'''

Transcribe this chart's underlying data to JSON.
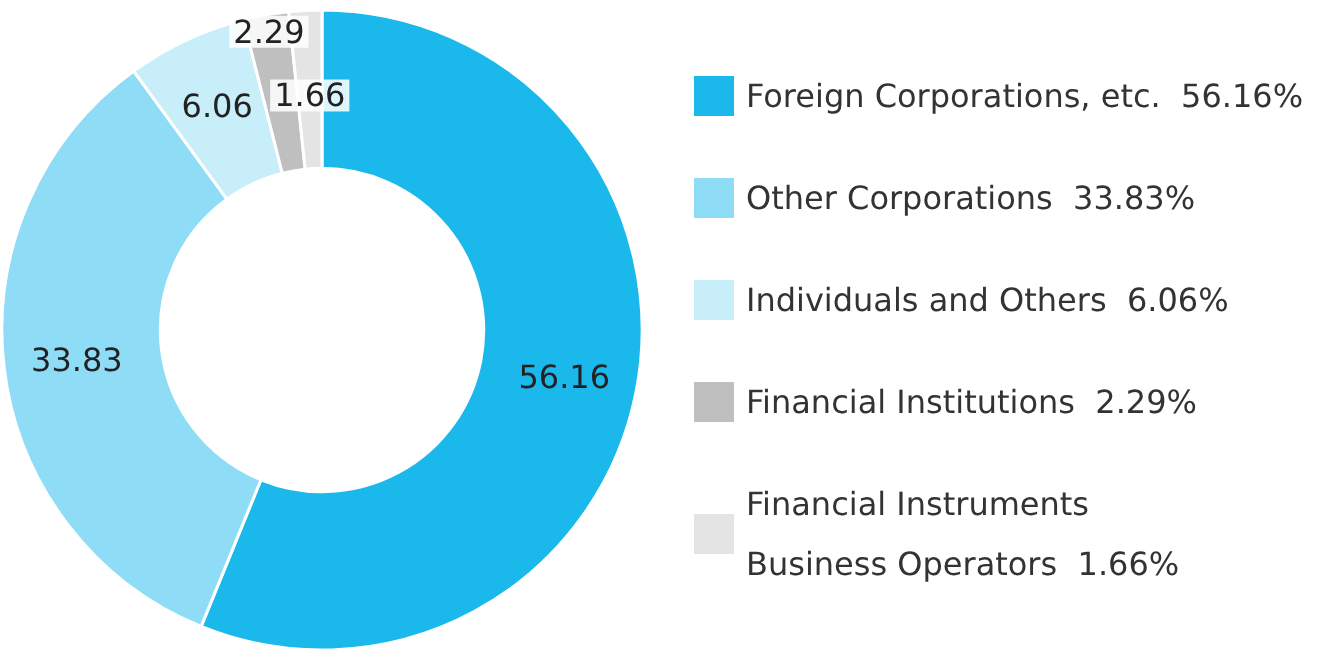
{
  "chart_data": {
    "type": "donut",
    "categories": [
      "Foreign Corporations, etc.  56.16%",
      "Other Corporations  33.83%",
      "Individuals and Others  6.06%",
      "Financial Institutions  2.29%",
      "Financial Instruments\nBusiness Operators  1.66%"
    ],
    "values": [
      56.16,
      33.83,
      6.06,
      2.29,
      1.66
    ],
    "colors": [
      "#1bb8eb",
      "#8fdcf6",
      "#c8eefa",
      "#bfbfbf",
      "#e4e4e4"
    ],
    "data_labels": true,
    "legend": "right"
  }
}
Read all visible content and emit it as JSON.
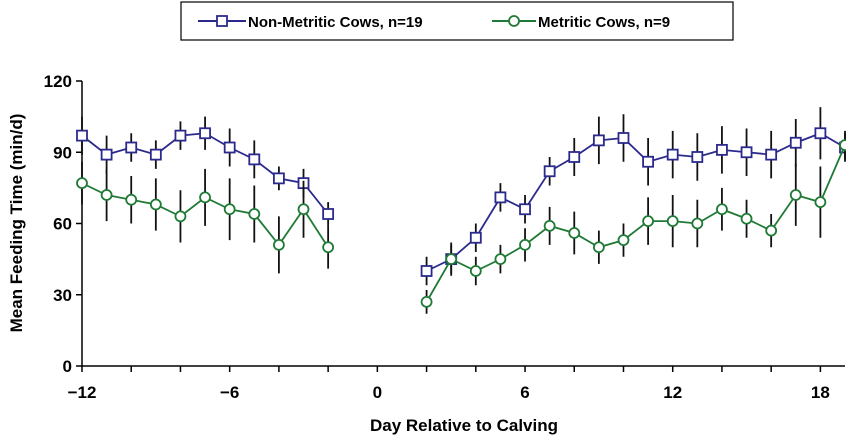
{
  "chart_data": {
    "type": "line",
    "xlabel": "Day Relative to Calving",
    "ylabel": "Mean Feeding Time (min/d)",
    "xlim": [
      -12,
      19
    ],
    "ylim": [
      0,
      120
    ],
    "x_ticks": [
      {
        "value": -12,
        "label": "−12"
      },
      {
        "value": -6,
        "label": "−6"
      },
      {
        "value": 0,
        "label": "0"
      },
      {
        "value": 6,
        "label": "6"
      },
      {
        "value": 12,
        "label": "12"
      },
      {
        "value": 18,
        "label": "18"
      }
    ],
    "y_ticks": [
      {
        "value": 0,
        "label": "0"
      },
      {
        "value": 30,
        "label": "30"
      },
      {
        "value": 60,
        "label": "60"
      },
      {
        "value": 90,
        "label": "90"
      },
      {
        "value": 120,
        "label": "120"
      }
    ],
    "grid": false,
    "legend_position": "top-center",
    "series": [
      {
        "name": "Non-Metritic Cows, n=19",
        "marker": "square",
        "color": "#2b2a8c",
        "segments": [
          {
            "x": [
              -12,
              -11,
              -10,
              -9,
              -8,
              -7,
              -6,
              -5,
              -4,
              -3,
              -2
            ],
            "y": [
              97,
              89,
              92,
              89,
              97,
              98,
              92,
              87,
              79,
              77,
              64
            ],
            "err": [
              8,
              8,
              6,
              6,
              6,
              7,
              8,
              8,
              5,
              6,
              5
            ]
          },
          {
            "x": [
              2,
              3,
              4,
              5,
              6,
              7,
              8,
              9,
              10,
              11,
              12,
              13,
              14,
              15,
              16,
              17,
              18,
              19
            ],
            "y": [
              40,
              45,
              54,
              71,
              66,
              82,
              88,
              95,
              96,
              86,
              89,
              88,
              91,
              90,
              89,
              94,
              98,
              92
            ],
            "err": [
              6,
              6,
              6,
              6,
              6,
              6,
              8,
              10,
              10,
              10,
              10,
              10,
              10,
              10,
              10,
              10,
              11,
              6
            ]
          }
        ]
      },
      {
        "name": "Metritic Cows, n=9",
        "marker": "circle",
        "color": "#1f7a35",
        "segments": [
          {
            "x": [
              -12,
              -11,
              -10,
              -9,
              -8,
              -7,
              -6,
              -5,
              -4,
              -3,
              -2
            ],
            "y": [
              77,
              72,
              70,
              68,
              63,
              71,
              66,
              64,
              51,
              66,
              50
            ],
            "err": [
              9,
              11,
              10,
              11,
              11,
              12,
              13,
              12,
              12,
              12,
              9
            ]
          },
          {
            "x": [
              2,
              3,
              4,
              5,
              6,
              7,
              8,
              9,
              10,
              11,
              12,
              13,
              14,
              15,
              16,
              17,
              18,
              19
            ],
            "y": [
              27,
              45,
              40,
              45,
              51,
              59,
              56,
              50,
              53,
              61,
              61,
              60,
              66,
              62,
              57,
              72,
              69,
              93
            ],
            "err": [
              5,
              7,
              6,
              6,
              7,
              8,
              9,
              7,
              7,
              10,
              11,
              10,
              9,
              8,
              7,
              13,
              15,
              6
            ]
          }
        ]
      }
    ]
  }
}
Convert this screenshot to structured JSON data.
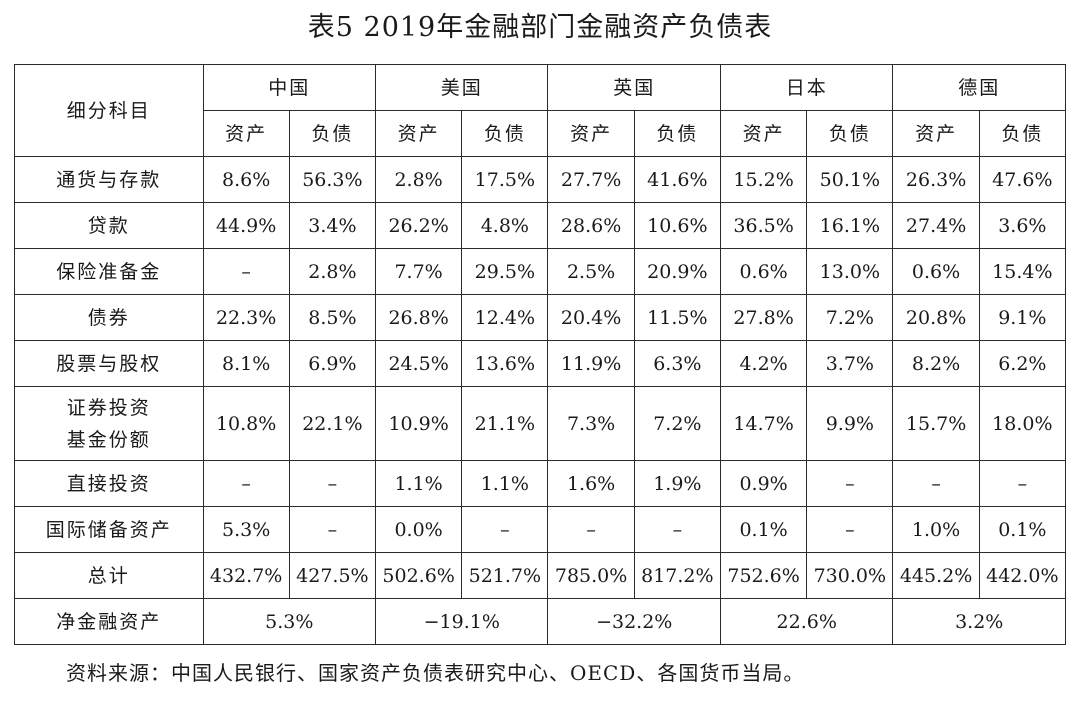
{
  "title": "表5  2019年金融部门金融资产负债表",
  "table": {
    "item_header": "细分科目",
    "countries": [
      "中国",
      "美国",
      "英国",
      "日本",
      "德国"
    ],
    "sub_headers": [
      "资产",
      "负债"
    ],
    "rows": [
      {
        "label": "通货与存款",
        "values": [
          "8.6%",
          "56.3%",
          "2.8%",
          "17.5%",
          "27.7%",
          "41.6%",
          "15.2%",
          "50.1%",
          "26.3%",
          "47.6%"
        ]
      },
      {
        "label": "贷款",
        "values": [
          "44.9%",
          "3.4%",
          "26.2%",
          "4.8%",
          "28.6%",
          "10.6%",
          "36.5%",
          "16.1%",
          "27.4%",
          "3.6%"
        ]
      },
      {
        "label": "保险准备金",
        "values": [
          "–",
          "2.8%",
          "7.7%",
          "29.5%",
          "2.5%",
          "20.9%",
          "0.6%",
          "13.0%",
          "0.6%",
          "15.4%"
        ]
      },
      {
        "label": "债券",
        "values": [
          "22.3%",
          "8.5%",
          "26.8%",
          "12.4%",
          "20.4%",
          "11.5%",
          "27.8%",
          "7.2%",
          "20.8%",
          "9.1%"
        ]
      },
      {
        "label": "股票与股权",
        "values": [
          "8.1%",
          "6.9%",
          "24.5%",
          "13.6%",
          "11.9%",
          "6.3%",
          "4.2%",
          "3.7%",
          "8.2%",
          "6.2%"
        ]
      },
      {
        "label": "证券投资基金份额",
        "label_lines": [
          "证券投资",
          "基金份额"
        ],
        "values": [
          "10.8%",
          "22.1%",
          "10.9%",
          "21.1%",
          "7.3%",
          "7.2%",
          "14.7%",
          "9.9%",
          "15.7%",
          "18.0%"
        ]
      },
      {
        "label": "直接投资",
        "values": [
          "–",
          "–",
          "1.1%",
          "1.1%",
          "1.6%",
          "1.9%",
          "0.9%",
          "–",
          "–",
          "–"
        ]
      },
      {
        "label": "国际储备资产",
        "values": [
          "5.3%",
          "–",
          "0.0%",
          "–",
          "–",
          "–",
          "0.1%",
          "–",
          "1.0%",
          "0.1%"
        ]
      },
      {
        "label": "总计",
        "values": [
          "432.7%",
          "427.5%",
          "502.6%",
          "521.7%",
          "785.0%",
          "817.2%",
          "752.6%",
          "730.0%",
          "445.2%",
          "442.0%"
        ]
      }
    ],
    "net_row": {
      "label": "净金融资产",
      "values": [
        "5.3%",
        "−19.1%",
        "−32.2%",
        "22.6%",
        "3.2%"
      ]
    }
  },
  "source": "资料来源：中国人民银行、国家资产负债表研究中心、OECD、各国货币当局。"
}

'''

__WHAT THE EXERCISE ASKS__
In your copy of the records, include no pictures; repeat everything else exactly.

__EXERCISE RESPONSE__
Transcribe this chart's underlying data to JSON.
{
  "chart_data": {
    "type": "donut",
    "categories": [
      "Foreign Corporations, etc.  56.16%",
      "Other Corporations  33.83%",
      "Individuals and Others  6.06%",
      "Financial Institutions  2.29%",
      "Financial Instruments\nBusiness Operators  1.66%"
    ],
    "values": [
      56.16,
      33.83,
      6.06,
      2.29,
      1.66
    ],
    "colors": [
      "#1bb8eb",
      "#8fdcf6",
      "#c8eefa",
      "#bfbfbf",
      "#e4e4e4"
    ],
    "data_labels": true,
    "legend": "right"
  }
}
Read all visible content and emit it as JSON.
{
  "chart_data": {
    "type": "line",
    "xlabel": "Day Relative to Calving",
    "ylabel": "Mean Feeding Time (min/d)",
    "xlim": [
      -12,
      19
    ],
    "ylim": [
      0,
      120
    ],
    "x_ticks": [
      {
        "value": -12,
        "label": "−12"
      },
      {
        "value": -6,
        "label": "−6"
      },
      {
        "value": 0,
        "label": "0"
      },
      {
        "value": 6,
        "label": "6"
      },
      {
        "value": 12,
        "label": "12"
      },
      {
        "value": 18,
        "label": "18"
      }
    ],
    "y_ticks": [
      {
        "value": 0,
        "label": "0"
      },
      {
        "value": 30,
        "label": "30"
      },
      {
        "value": 60,
        "label": "60"
      },
      {
        "value": 90,
        "label": "90"
      },
      {
        "value": 120,
        "label": "120"
      }
    ],
    "grid": false,
    "legend_position": "top-center",
    "series": [
      {
        "name": "Non-Metritic Cows, n=19",
        "marker": "square",
        "color": "#2b2a8c",
        "segments": [
          {
            "x": [
              -12,
              -11,
              -10,
              -9,
              -8,
              -7,
              -6,
              -5,
              -4,
              -3,
              -2
            ],
            "y": [
              97,
              89,
              92,
              89,
              97,
              98,
              92,
              87,
              79,
              77,
              64
            ],
            "err": [
              8,
              8,
              6,
              6,
              6,
              7,
              8,
              8,
              5,
              6,
              5
            ]
          },
          {
            "x": [
              2,
              3,
              4,
              5,
              6,
              7,
              8,
              9,
              10,
              11,
              12,
              13,
              14,
              15,
              16,
              17,
              18,
              19
            ],
            "y": [
              40,
              45,
              54,
              71,
              66,
              82,
              88,
              95,
              96,
              86,
              89,
              88,
              91,
              90,
              89,
              94,
              98,
              92
            ],
            "err": [
              6,
              6,
              6,
              6,
              6,
              6,
              8,
              10,
              10,
              10,
              10,
              10,
              10,
              10,
              10,
              10,
              11,
              6
            ]
          }
        ]
      },
      {
        "name": "Metritic Cows, n=9",
        "marker": "circle",
        "color": "#1f7a35",
        "segments": [
          {
            "x": [
              -12,
              -11,
              -10,
              -9,
              -8,
              -7,
              -6,
              -5,
              -4,
              -3,
              -2
            ],
            "y": [
              77,
              72,
              70,
              68,
              63,
              71,
              66,
              64,
              51,
              66,
              50
            ],
            "err": [
              9,
              11,
              10,
              11,
              11,
              12,
              13,
              12,
              12,
              12,
              9
            ]
          },
          {
            "x": [
              2,
              3,
              4,
              5,
              6,
              7,
              8,
              9,
              10,
              11,
              12,
              13,
              14,
              15,
              16,
              17,
              18,
              19
            ],
            "y": [
              27,
              45,
              40,
              45,
              51,
              59,
              56,
              50,
              53,
              61,
              61,
              60,
              66,
              62,
              57,
              72,
              69,
              93
            ],
            "err": [
              5,
              7,
              6,
              6,
              7,
              8,
              9,
              7,
              7,
              10,
              11,
              10,
              9,
              8,
              7,
              13,
              15,
              6
            ]
          }
        ]
      }
    ]
  }
}
Convert this screenshot to structured JSON data.
{
  "title": "表5  2019年金融部门金融资产负债表",
  "table": {
    "item_header": "细分科目",
    "countries": [
      "中国",
      "美国",
      "英国",
      "日本",
      "德国"
    ],
    "sub_headers": [
      "资产",
      "负债"
    ],
    "rows": [
      {
        "label": "通货与存款",
        "values": [
          "8.6%",
          "56.3%",
          "2.8%",
          "17.5%",
          "27.7%",
          "41.6%",
          "15.2%",
          "50.1%",
          "26.3%",
          "47.6%"
        ]
      },
      {
        "label": "贷款",
        "values": [
          "44.9%",
          "3.4%",
          "26.2%",
          "4.8%",
          "28.6%",
          "10.6%",
          "36.5%",
          "16.1%",
          "27.4%",
          "3.6%"
        ]
      },
      {
        "label": "保险准备金",
        "values": [
          "–",
          "2.8%",
          "7.7%",
          "29.5%",
          "2.5%",
          "20.9%",
          "0.6%",
          "13.0%",
          "0.6%",
          "15.4%"
        ]
      },
      {
        "label": "债券",
        "values": [
          "22.3%",
          "8.5%",
          "26.8%",
          "12.4%",
          "20.4%",
          "11.5%",
          "27.8%",
          "7.2%",
          "20.8%",
          "9.1%"
        ]
      },
      {
        "label": "股票与股权",
        "values": [
          "8.1%",
          "6.9%",
          "24.5%",
          "13.6%",
          "11.9%",
          "6.3%",
          "4.2%",
          "3.7%",
          "8.2%",
          "6.2%"
        ]
      },
      {
        "label": "证券投资基金份额",
        "label_lines": [
          "证券投资",
          "基金份额"
        ],
        "values": [
          "10.8%",
          "22.1%",
          "10.9%",
          "21.1%",
          "7.3%",
          "7.2%",
          "14.7%",
          "9.9%",
          "15.7%",
          "18.0%"
        ]
      },
      {
        "label": "直接投资",
        "values": [
          "–",
          "–",
          "1.1%",
          "1.1%",
          "1.6%",
          "1.9%",
          "0.9%",
          "–",
          "–",
          "–"
        ]
      },
      {
        "label": "国际储备资产",
        "values": [
          "5.3%",
          "–",
          "0.0%",
          "–",
          "–",
          "–",
          "0.1%",
          "–",
          "1.0%",
          "0.1%"
        ]
      },
      {
        "label": "总计",
        "values": [
          "432.7%",
          "427.5%",
          "502.6%",
          "521.7%",
          "785.0%",
          "817.2%",
          "752.6%",
          "730.0%",
          "445.2%",
          "442.0%"
        ]
      }
    ],
    "net_row": {
      "label": "净金融资产",
      "values": [
        "5.3%",
        "−19.1%",
        "−32.2%",
        "22.6%",
        "3.2%"
      ]
    }
  },
  "source": "资料来源：中国人民银行、国家资产负债表研究中心、OECD、各国货币当局。"
}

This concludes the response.